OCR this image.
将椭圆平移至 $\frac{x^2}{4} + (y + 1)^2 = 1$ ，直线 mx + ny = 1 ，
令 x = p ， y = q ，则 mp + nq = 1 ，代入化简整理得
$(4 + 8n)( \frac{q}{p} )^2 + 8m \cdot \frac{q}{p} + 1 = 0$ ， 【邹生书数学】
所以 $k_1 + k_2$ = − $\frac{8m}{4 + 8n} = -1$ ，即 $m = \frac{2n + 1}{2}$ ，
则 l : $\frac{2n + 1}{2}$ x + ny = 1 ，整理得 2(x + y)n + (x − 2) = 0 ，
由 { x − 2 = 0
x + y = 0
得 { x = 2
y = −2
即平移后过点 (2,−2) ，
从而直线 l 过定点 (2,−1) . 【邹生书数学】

********

▶ To do
Scan the records above and report how many lines include the word "frac", without any other text.

▶ Final result
4